**WRITTEN INSTRUCTION**: Look below. Copy each line that has "Annual" in it.

## begin EXTRACTED MATERIAL

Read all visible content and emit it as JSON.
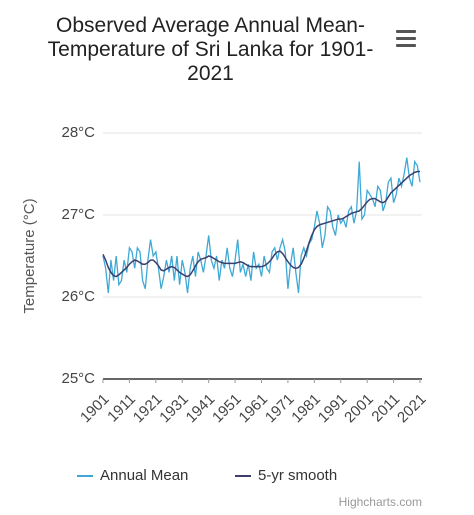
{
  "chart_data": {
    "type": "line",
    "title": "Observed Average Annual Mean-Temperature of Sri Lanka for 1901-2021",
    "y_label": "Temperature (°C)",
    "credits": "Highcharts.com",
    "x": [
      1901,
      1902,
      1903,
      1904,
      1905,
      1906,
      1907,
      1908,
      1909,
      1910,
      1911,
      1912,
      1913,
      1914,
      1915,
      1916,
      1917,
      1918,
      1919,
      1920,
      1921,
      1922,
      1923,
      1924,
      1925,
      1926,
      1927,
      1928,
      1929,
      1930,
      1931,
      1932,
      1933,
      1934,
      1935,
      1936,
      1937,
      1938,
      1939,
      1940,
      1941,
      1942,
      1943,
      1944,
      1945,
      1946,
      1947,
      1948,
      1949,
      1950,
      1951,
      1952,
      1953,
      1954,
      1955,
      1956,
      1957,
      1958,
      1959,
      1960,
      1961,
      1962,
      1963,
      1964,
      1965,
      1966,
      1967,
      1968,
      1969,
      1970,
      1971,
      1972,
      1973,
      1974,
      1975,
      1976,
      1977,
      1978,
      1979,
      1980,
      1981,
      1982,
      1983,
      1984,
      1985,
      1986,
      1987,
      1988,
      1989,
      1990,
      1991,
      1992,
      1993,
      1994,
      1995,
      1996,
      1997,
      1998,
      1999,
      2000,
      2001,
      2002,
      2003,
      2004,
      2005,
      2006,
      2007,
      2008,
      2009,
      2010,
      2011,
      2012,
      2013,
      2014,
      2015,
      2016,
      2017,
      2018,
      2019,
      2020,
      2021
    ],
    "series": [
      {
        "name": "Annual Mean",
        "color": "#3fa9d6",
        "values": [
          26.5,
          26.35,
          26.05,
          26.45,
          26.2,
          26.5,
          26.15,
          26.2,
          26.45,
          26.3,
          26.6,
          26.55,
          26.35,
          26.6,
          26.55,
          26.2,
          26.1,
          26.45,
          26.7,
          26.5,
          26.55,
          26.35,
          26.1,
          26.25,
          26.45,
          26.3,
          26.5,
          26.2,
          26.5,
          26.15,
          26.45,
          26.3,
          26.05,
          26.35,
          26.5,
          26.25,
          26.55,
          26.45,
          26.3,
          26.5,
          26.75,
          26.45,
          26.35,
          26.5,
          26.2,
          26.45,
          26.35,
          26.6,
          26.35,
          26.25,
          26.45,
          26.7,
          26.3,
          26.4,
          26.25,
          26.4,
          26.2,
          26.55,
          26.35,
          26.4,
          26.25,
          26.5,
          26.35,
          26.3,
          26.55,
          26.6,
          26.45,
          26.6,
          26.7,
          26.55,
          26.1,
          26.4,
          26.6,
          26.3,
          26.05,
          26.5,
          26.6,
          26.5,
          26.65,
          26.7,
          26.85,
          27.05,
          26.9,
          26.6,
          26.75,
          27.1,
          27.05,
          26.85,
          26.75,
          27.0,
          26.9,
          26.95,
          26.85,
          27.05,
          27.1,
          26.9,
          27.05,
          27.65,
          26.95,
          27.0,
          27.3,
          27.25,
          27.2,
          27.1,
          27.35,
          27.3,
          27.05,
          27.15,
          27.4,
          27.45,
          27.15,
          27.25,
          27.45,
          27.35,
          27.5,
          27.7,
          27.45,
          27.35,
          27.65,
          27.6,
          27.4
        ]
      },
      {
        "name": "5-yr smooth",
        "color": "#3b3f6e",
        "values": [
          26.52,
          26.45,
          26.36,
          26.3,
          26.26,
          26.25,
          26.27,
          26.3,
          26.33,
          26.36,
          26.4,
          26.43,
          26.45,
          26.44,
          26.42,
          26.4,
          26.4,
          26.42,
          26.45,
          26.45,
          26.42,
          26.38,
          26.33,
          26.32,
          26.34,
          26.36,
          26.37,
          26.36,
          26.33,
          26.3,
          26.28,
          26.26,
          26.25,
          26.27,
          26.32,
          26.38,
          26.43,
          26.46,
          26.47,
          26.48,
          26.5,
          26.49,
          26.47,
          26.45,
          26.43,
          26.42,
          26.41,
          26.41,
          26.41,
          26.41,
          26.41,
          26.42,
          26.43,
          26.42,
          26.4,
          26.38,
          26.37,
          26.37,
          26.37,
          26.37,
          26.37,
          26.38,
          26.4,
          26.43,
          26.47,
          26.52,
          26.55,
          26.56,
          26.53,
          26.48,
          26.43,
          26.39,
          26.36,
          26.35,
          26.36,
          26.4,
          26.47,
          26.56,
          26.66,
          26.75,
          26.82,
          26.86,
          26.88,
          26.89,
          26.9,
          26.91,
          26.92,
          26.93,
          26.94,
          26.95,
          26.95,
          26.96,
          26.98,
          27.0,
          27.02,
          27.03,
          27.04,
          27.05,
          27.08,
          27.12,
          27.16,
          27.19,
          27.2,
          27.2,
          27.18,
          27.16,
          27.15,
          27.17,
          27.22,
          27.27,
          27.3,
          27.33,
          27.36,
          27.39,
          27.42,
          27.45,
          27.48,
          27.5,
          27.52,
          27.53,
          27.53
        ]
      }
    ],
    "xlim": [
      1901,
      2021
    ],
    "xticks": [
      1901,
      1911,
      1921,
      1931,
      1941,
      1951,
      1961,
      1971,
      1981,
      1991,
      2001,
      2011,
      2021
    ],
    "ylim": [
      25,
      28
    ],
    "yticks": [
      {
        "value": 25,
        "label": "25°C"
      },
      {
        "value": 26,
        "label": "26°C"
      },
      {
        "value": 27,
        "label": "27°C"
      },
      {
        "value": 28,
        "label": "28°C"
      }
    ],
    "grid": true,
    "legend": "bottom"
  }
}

## end EXTRACTED MATERIAL

**ANSWER TO THE EXERCISE**:
    "title": "Observed Average Annual Mean-Temperature of Sri Lanka for 1901-2021",
        "name": "Annual Mean",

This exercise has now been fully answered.